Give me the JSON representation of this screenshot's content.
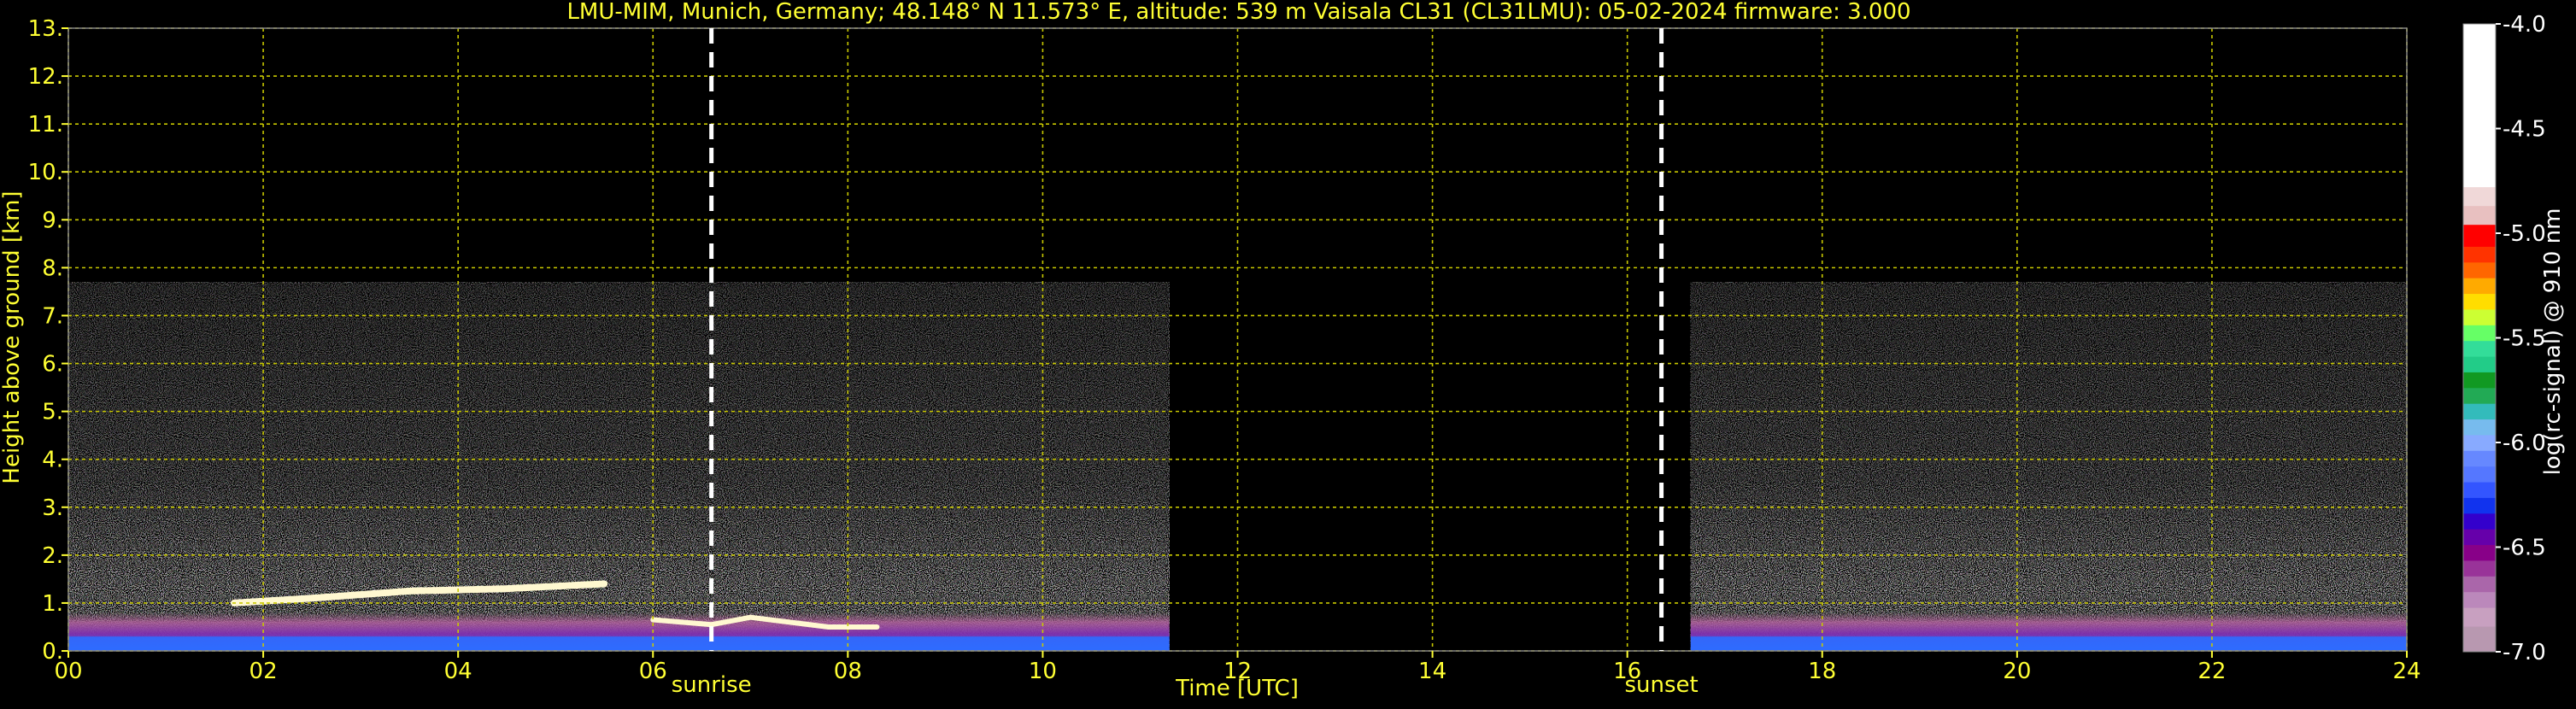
{
  "header": {
    "title": "LMU-MIM, Munich, Germany; 48.148° N 11.573° E, altitude: 539 m    Vaisala CL31 (CL31LMU): 05-02-2024    firmware: 3.000"
  },
  "chart_data": {
    "type": "heatmap",
    "title": "LMU-MIM, Munich, Germany; 48.148° N 11.573° E, altitude: 539 m    Vaisala CL31 (CL31LMU): 05-02-2024    firmware: 3.000",
    "xlabel": "Time [UTC]",
    "ylabel": "Height above ground [km]",
    "xlim": [
      0,
      24
    ],
    "ylim": [
      0,
      13
    ],
    "x_ticks": [
      "00",
      "02",
      "04",
      "06",
      "08",
      "10",
      "12",
      "14",
      "16",
      "18",
      "20",
      "22",
      "24"
    ],
    "y_ticks": [
      "0.",
      "1.",
      "2.",
      "3.",
      "4.",
      "5.",
      "6.",
      "7.",
      "8.",
      "9.",
      "10.",
      "11.",
      "12.",
      "13."
    ],
    "grid": true,
    "data_segments": [
      {
        "x_start": 0.0,
        "x_end": 11.3,
        "max_height": 7.7
      },
      {
        "x_start": 16.65,
        "x_end": 24.0,
        "max_height": 7.7
      }
    ],
    "cloud_layer": [
      {
        "x": 1.7,
        "y": 1.0
      },
      {
        "x": 2.5,
        "y": 1.1
      },
      {
        "x": 3.5,
        "y": 1.25
      },
      {
        "x": 4.5,
        "y": 1.3
      },
      {
        "x": 5.5,
        "y": 1.4
      },
      {
        "x": 6.0,
        "y": 0.65
      },
      {
        "x": 6.6,
        "y": 0.55
      },
      {
        "x": 7.0,
        "y": 0.7
      },
      {
        "x": 7.8,
        "y": 0.5
      },
      {
        "x": 8.3,
        "y": 0.5
      }
    ],
    "events": [
      {
        "label": "sunrise",
        "x": 6.6
      },
      {
        "label": "sunset",
        "x": 16.35
      }
    ],
    "colorbar": {
      "label": "log(rc-signal) @ 910 nm",
      "range": [
        -7.0,
        -4.0
      ],
      "ticks": [
        "-4.0",
        "-4.5",
        "-5.0",
        "-5.5",
        "-6.0",
        "-6.5",
        "-7.0"
      ]
    },
    "colors": {
      "text": "#ffff33",
      "grid": "#c8c800",
      "background": "#000000",
      "event_line": "#ffffff"
    }
  }
}
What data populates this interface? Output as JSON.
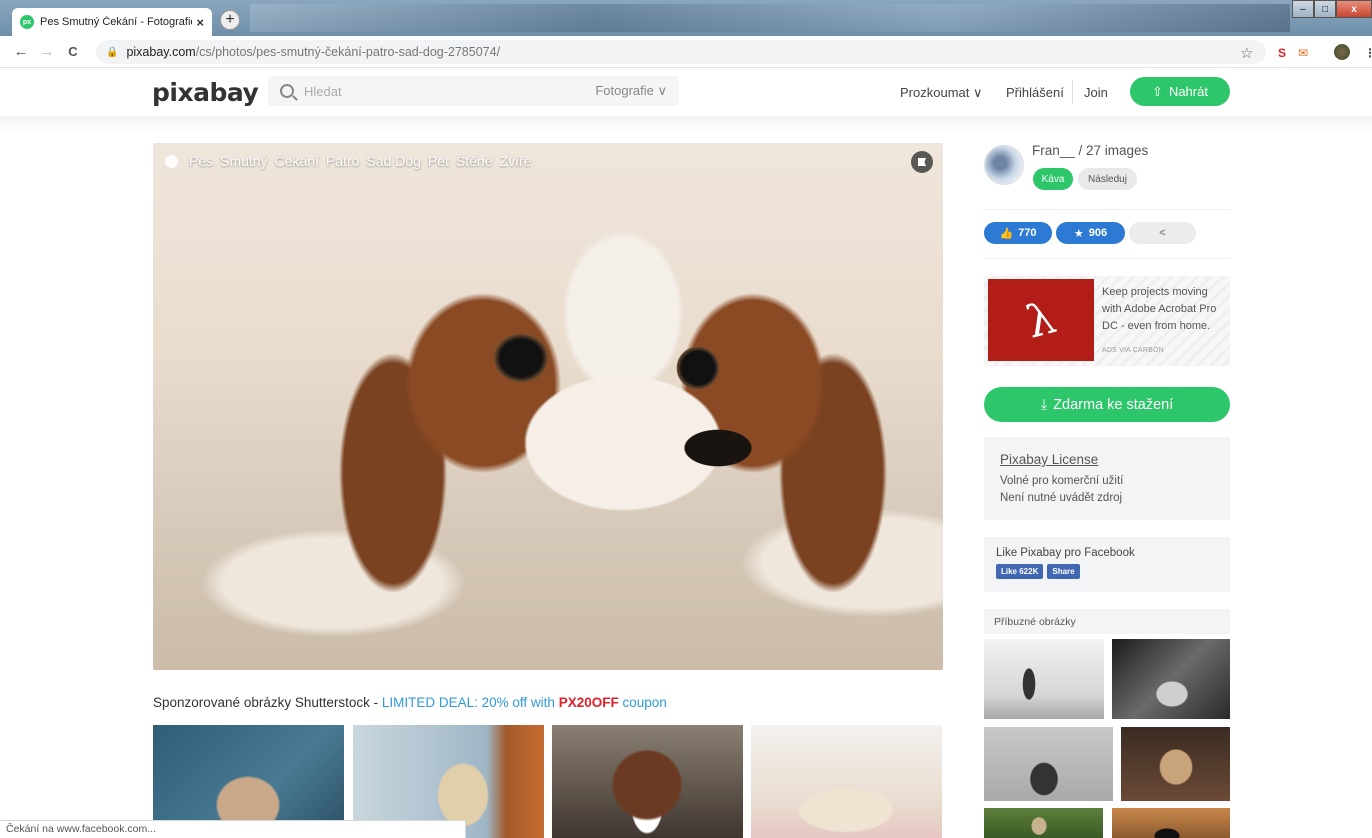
{
  "browser": {
    "tab_title": "Pes Smutný Čekání - Fotografie z",
    "tab_close": "×",
    "favicon_text": "px",
    "new_tab": "+",
    "nav": {
      "back": "←",
      "forward": "→",
      "reload": "C"
    },
    "url_host": "pixabay.com",
    "url_path": "/cs/photos/pes-smutný-čekání-patro-sad-dog-2785074/",
    "bookmark_star": "☆",
    "window_controls": [
      "–",
      "□",
      "x"
    ],
    "extensions": [
      "S",
      "✉",
      "⋮"
    ],
    "status_text": "Čekání na www.facebook.com..."
  },
  "header": {
    "logo": "pixabay",
    "search_placeholder": "Hledat",
    "search_type": "Fotografie ∨",
    "explore": "Prozkoumat ∨",
    "login": "Přihlášení",
    "join": "Join",
    "upload": "Nahrát"
  },
  "photo": {
    "tags": [
      "Pes",
      "Smutný",
      "Čekání",
      "Patro",
      "Sad Dog",
      "Pet",
      "Štěně",
      "Zvíře"
    ]
  },
  "sponsored": {
    "prefix": "Sponzorované obrázky Shutterstock - ",
    "deal": "LIMITED DEAL: 20% off with ",
    "code": "PX20OFF",
    "suffix": " coupon"
  },
  "author": {
    "name": "Fran__ / 27 images",
    "coffee": "Káva",
    "follow": "Následuj"
  },
  "stats": {
    "likes": "770",
    "favorites": "906"
  },
  "ad": {
    "text": "Keep projects moving with Adobe Acrobat Pro DC - even from home.",
    "via": "ADS VIA CARBON"
  },
  "download": {
    "label": "Zdarma ke stažení"
  },
  "license": {
    "title": "Pixabay License",
    "line1": "Volné pro komerční užití",
    "line2": "Není nutné uvádět zdroj"
  },
  "facebook": {
    "text": "Like Pixabay pro Facebook",
    "like": "Like 622K",
    "share": "Share"
  },
  "related": {
    "title": "Příbuzné obrázky"
  },
  "colors": {
    "brand_green": "#2ec66b",
    "stat_blue": "#2c7ad3",
    "deal_blue": "#2e9ad8",
    "code_red": "#e0202a"
  }
}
______
Direction
Scan the listing above and copy all lines containing the word "this".

Answer below
Give me the JSON representation of this screenshot's content.
What data populates this interface? Output as JSON.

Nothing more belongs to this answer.